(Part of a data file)
■ ■ ■ ■ ■ ■ ■
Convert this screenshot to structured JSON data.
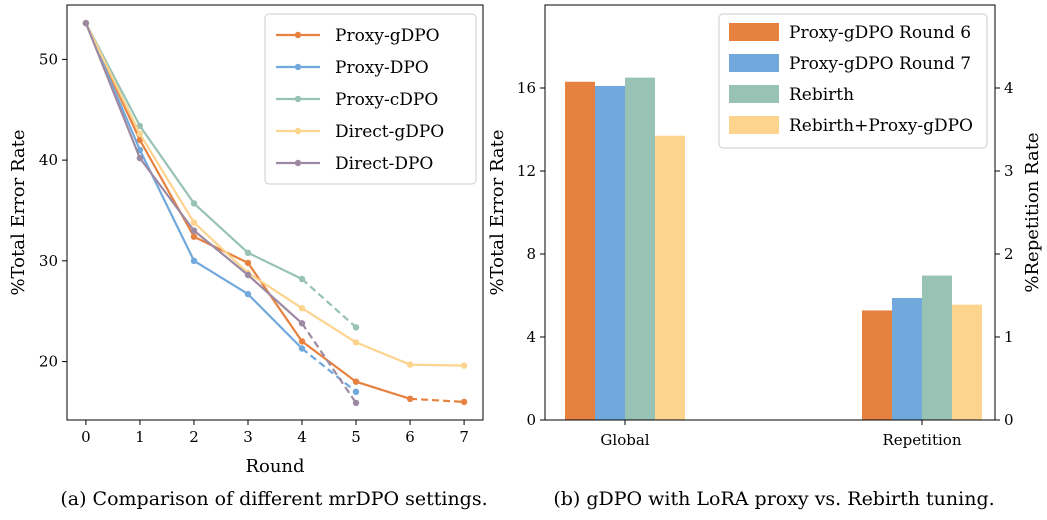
{
  "chart_data": [
    {
      "type": "line",
      "caption": "(a) Comparison of different mrDPO settings.",
      "xlabel": "Round",
      "ylabel": "%Total Error Rate",
      "x_ticks": [
        0,
        1,
        2,
        3,
        4,
        5,
        6,
        7
      ],
      "y_ticks": [
        20,
        30,
        40,
        50
      ],
      "xlim": [
        -0.35,
        7.35
      ],
      "ylim": [
        14.2,
        55.4
      ],
      "legend_position": "upper right",
      "series": [
        {
          "name": "Proxy-gDPO",
          "color": "#e6813f",
          "x": [
            0,
            1,
            2,
            3,
            4,
            5,
            6
          ],
          "y": [
            53.6,
            42.0,
            32.4,
            29.8,
            22.0,
            18.0,
            16.3
          ],
          "dashed_x": [
            6,
            7
          ],
          "dashed_y": [
            16.3,
            16.0
          ]
        },
        {
          "name": "Proxy-DPO",
          "color": "#72a9dc",
          "x": [
            0,
            1,
            2,
            3,
            4
          ],
          "y": [
            53.6,
            41.0,
            30.0,
            26.7,
            21.3
          ],
          "dashed_x": [
            4,
            5
          ],
          "dashed_y": [
            21.3,
            17.0
          ]
        },
        {
          "name": "Proxy-cDPO",
          "color": "#97c2b4",
          "x": [
            0,
            1,
            2,
            3,
            4
          ],
          "y": [
            53.6,
            43.4,
            35.7,
            30.8,
            28.2
          ],
          "dashed_x": [
            4,
            5
          ],
          "dashed_y": [
            28.2,
            23.4
          ]
        },
        {
          "name": "Direct-gDPO",
          "color": "#fcd48e",
          "x": [
            0,
            1,
            2,
            3,
            4,
            5,
            6,
            7
          ],
          "y": [
            53.6,
            42.6,
            33.8,
            28.8,
            25.3,
            21.9,
            19.7,
            19.6
          ],
          "dashed_x": [],
          "dashed_y": []
        },
        {
          "name": "Direct-DPO",
          "color": "#9d8aa2",
          "x": [
            0,
            1,
            2,
            3,
            4
          ],
          "y": [
            53.6,
            40.2,
            33.0,
            28.6,
            23.8
          ],
          "dashed_x": [
            4,
            5
          ],
          "dashed_y": [
            23.8,
            15.9
          ]
        }
      ]
    },
    {
      "type": "bar",
      "caption": "(b) gDPO with LoRA proxy vs. Rebirth tuning.",
      "categories": [
        "Global",
        "Repetition"
      ],
      "ylabel": "%Total Error Rate",
      "y2label": "%Repetition Rate",
      "y_ticks": [
        0,
        4,
        8,
        12,
        16
      ],
      "y2_ticks": [
        0,
        1,
        2,
        3,
        4
      ],
      "ylim": [
        0,
        20
      ],
      "y2lim": [
        0,
        5
      ],
      "legend_position": "upper right",
      "series": [
        {
          "name": "Proxy-gDPO Round 6",
          "color": "#e6813f",
          "values": [
            16.3,
            1.32
          ]
        },
        {
          "name": "Proxy-gDPO Round 7",
          "color": "#72a9dc",
          "values": [
            16.1,
            1.47
          ]
        },
        {
          "name": "Rebirth",
          "color": "#97c2b4",
          "values": [
            16.5,
            1.74
          ]
        },
        {
          "name": "Rebirth+Proxy-gDPO",
          "color": "#fcd48e",
          "values": [
            13.7,
            1.39
          ]
        }
      ]
    }
  ]
}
■ ■ ■ ■ ■ ■ ■
◆ Required work:
Write out all the entries word for word, but skip any images.

◆ Solution to the problem:
Convert this screenshot to structured JSON data.
{
  "chart_data": [
    {
      "type": "line",
      "caption": "(a) Comparison of different mrDPO settings.",
      "xlabel": "Round",
      "ylabel": "%Total Error Rate",
      "x_ticks": [
        0,
        1,
        2,
        3,
        4,
        5,
        6,
        7
      ],
      "y_ticks": [
        20,
        30,
        40,
        50
      ],
      "xlim": [
        -0.35,
        7.35
      ],
      "ylim": [
        14.2,
        55.4
      ],
      "legend_position": "upper right",
      "series": [
        {
          "name": "Proxy-gDPO",
          "color": "#e6813f",
          "x": [
            0,
            1,
            2,
            3,
            4,
            5,
            6
          ],
          "y": [
            53.6,
            42.0,
            32.4,
            29.8,
            22.0,
            18.0,
            16.3
          ],
          "dashed_x": [
            6,
            7
          ],
          "dashed_y": [
            16.3,
            16.0
          ]
        },
        {
          "name": "Proxy-DPO",
          "color": "#72a9dc",
          "x": [
            0,
            1,
            2,
            3,
            4
          ],
          "y": [
            53.6,
            41.0,
            30.0,
            26.7,
            21.3
          ],
          "dashed_x": [
            4,
            5
          ],
          "dashed_y": [
            21.3,
            17.0
          ]
        },
        {
          "name": "Proxy-cDPO",
          "color": "#97c2b4",
          "x": [
            0,
            1,
            2,
            3,
            4
          ],
          "y": [
            53.6,
            43.4,
            35.7,
            30.8,
            28.2
          ],
          "dashed_x": [
            4,
            5
          ],
          "dashed_y": [
            28.2,
            23.4
          ]
        },
        {
          "name": "Direct-gDPO",
          "color": "#fcd48e",
          "x": [
            0,
            1,
            2,
            3,
            4,
            5,
            6,
            7
          ],
          "y": [
            53.6,
            42.6,
            33.8,
            28.8,
            25.3,
            21.9,
            19.7,
            19.6
          ],
          "dashed_x": [],
          "dashed_y": []
        },
        {
          "name": "Direct-DPO",
          "color": "#9d8aa2",
          "x": [
            0,
            1,
            2,
            3,
            4
          ],
          "y": [
            53.6,
            40.2,
            33.0,
            28.6,
            23.8
          ],
          "dashed_x": [
            4,
            5
          ],
          "dashed_y": [
            23.8,
            15.9
          ]
        }
      ]
    },
    {
      "type": "bar",
      "caption": "(b) gDPO with LoRA proxy vs. Rebirth tuning.",
      "categories": [
        "Global",
        "Repetition"
      ],
      "ylabel": "%Total Error Rate",
      "y2label": "%Repetition Rate",
      "y_ticks": [
        0,
        4,
        8,
        12,
        16
      ],
      "y2_ticks": [
        0,
        1,
        2,
        3,
        4
      ],
      "ylim": [
        0,
        20
      ],
      "y2lim": [
        0,
        5
      ],
      "legend_position": "upper right",
      "series": [
        {
          "name": "Proxy-gDPO Round 6",
          "color": "#e6813f",
          "values": [
            16.3,
            1.32
          ]
        },
        {
          "name": "Proxy-gDPO Round 7",
          "color": "#72a9dc",
          "values": [
            16.1,
            1.47
          ]
        },
        {
          "name": "Rebirth",
          "color": "#97c2b4",
          "values": [
            16.5,
            1.74
          ]
        },
        {
          "name": "Rebirth+Proxy-gDPO",
          "color": "#fcd48e",
          "values": [
            13.7,
            1.39
          ]
        }
      ]
    }
  ]
}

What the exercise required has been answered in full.